# Written problem
Write out every record in full, exactly as written, please.

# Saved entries
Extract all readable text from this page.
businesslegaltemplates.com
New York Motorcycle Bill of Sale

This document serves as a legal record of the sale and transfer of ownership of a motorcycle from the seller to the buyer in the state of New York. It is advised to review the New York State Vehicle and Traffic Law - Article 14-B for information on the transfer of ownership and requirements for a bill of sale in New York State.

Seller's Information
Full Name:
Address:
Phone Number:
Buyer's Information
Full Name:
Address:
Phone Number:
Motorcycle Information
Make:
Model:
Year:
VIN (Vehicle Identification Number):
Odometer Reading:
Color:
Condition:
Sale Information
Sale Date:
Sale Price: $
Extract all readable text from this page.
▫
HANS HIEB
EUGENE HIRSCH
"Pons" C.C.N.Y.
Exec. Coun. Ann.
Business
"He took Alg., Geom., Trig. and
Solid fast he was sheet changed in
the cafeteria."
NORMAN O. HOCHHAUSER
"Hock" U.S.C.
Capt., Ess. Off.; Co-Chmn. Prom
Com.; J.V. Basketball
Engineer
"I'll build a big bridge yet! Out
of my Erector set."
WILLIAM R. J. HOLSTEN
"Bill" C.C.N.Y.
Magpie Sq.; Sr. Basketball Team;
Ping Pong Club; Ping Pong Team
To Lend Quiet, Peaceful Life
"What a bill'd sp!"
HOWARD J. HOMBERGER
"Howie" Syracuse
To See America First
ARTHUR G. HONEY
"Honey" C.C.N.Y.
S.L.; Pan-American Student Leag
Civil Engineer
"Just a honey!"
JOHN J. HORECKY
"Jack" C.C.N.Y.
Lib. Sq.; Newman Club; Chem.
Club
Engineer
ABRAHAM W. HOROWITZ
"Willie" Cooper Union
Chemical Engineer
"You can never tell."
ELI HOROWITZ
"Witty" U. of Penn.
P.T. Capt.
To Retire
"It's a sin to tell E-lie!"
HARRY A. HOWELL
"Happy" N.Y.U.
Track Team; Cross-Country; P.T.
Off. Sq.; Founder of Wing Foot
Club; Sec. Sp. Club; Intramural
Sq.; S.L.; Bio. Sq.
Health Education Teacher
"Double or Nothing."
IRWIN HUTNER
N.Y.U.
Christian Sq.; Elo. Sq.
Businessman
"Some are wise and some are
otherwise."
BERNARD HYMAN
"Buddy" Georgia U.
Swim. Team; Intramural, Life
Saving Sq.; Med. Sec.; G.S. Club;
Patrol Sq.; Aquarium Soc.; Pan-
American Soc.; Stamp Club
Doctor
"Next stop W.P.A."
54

# Solution below
Extract all readable text from this page.
businesslegaltemplates.com
New York Motorcycle Bill of Sale

This document serves as a legal record of the sale and transfer of ownership of a motorcycle from the seller to the buyer in the state of New York. It is advised to review the New York State Vehicle and Traffic Law - Article 14-B for information on the transfer of ownership and requirements for a bill of sale in New York State.

Seller's Information
Full Name:
Address:
Phone Number:
Buyer's Information
Full Name:
Address:
Phone Number:
Motorcycle Information
Make:
Model:
Year:
VIN (Vehicle Identification Number):
Odometer Reading:
Color:
Condition:
Sale Information
Sale Date:
Sale Price: $
Extract all readable text from this page.
▫
HANS HIEB
EUGENE HIRSCH
"Pons" C.C.N.Y.
Exec. Coun. Ann.
Business
"He took Alg., Geom., Trig. and
Solid fast he was sheet changed in
the cafeteria."
NORMAN O. HOCHHAUSER
"Hock" U.S.C.
Capt., Ess. Off.; Co-Chmn. Prom
Com.; J.V. Basketball
Engineer
"I'll build a big bridge yet! Out
of my Erector set."
WILLIAM R. J. HOLSTEN
"Bill" C.C.N.Y.
Magpie Sq.; Sr. Basketball Team;
Ping Pong Club; Ping Pong Team
To Lend Quiet, Peaceful Life
"What a bill'd sp!"
HOWARD J. HOMBERGER
"Howie" Syracuse
To See America First
ARTHUR G. HONEY
"Honey" C.C.N.Y.
S.L.; Pan-American Student Leag
Civil Engineer
"Just a honey!"
JOHN J. HORECKY
"Jack" C.C.N.Y.
Lib. Sq.; Newman Club; Chem.
Club
Engineer
ABRAHAM W. HOROWITZ
"Willie" Cooper Union
Chemical Engineer
"You can never tell."
ELI HOROWITZ
"Witty" U. of Penn.
P.T. Capt.
To Retire
"It's a sin to tell E-lie!"
HARRY A. HOWELL
"Happy" N.Y.U.
Track Team; Cross-Country; P.T.
Off. Sq.; Founder of Wing Foot
Club; Sec. Sp. Club; Intramural
Sq.; S.L.; Bio. Sq.
Health Education Teacher
"Double or Nothing."
IRWIN HUTNER
N.Y.U.
Christian Sq.; Elo. Sq.
Businessman
"Some are wise and some are
otherwise."
BERNARD HYMAN
"Buddy" Georgia U.
Swim. Team; Intramural, Life
Saving Sq.; Med. Sec.; G.S. Club;
Patrol Sq.; Aquarium Soc.; Pan-
American Soc.; Stamp Club
Doctor
"Next stop W.P.A."
54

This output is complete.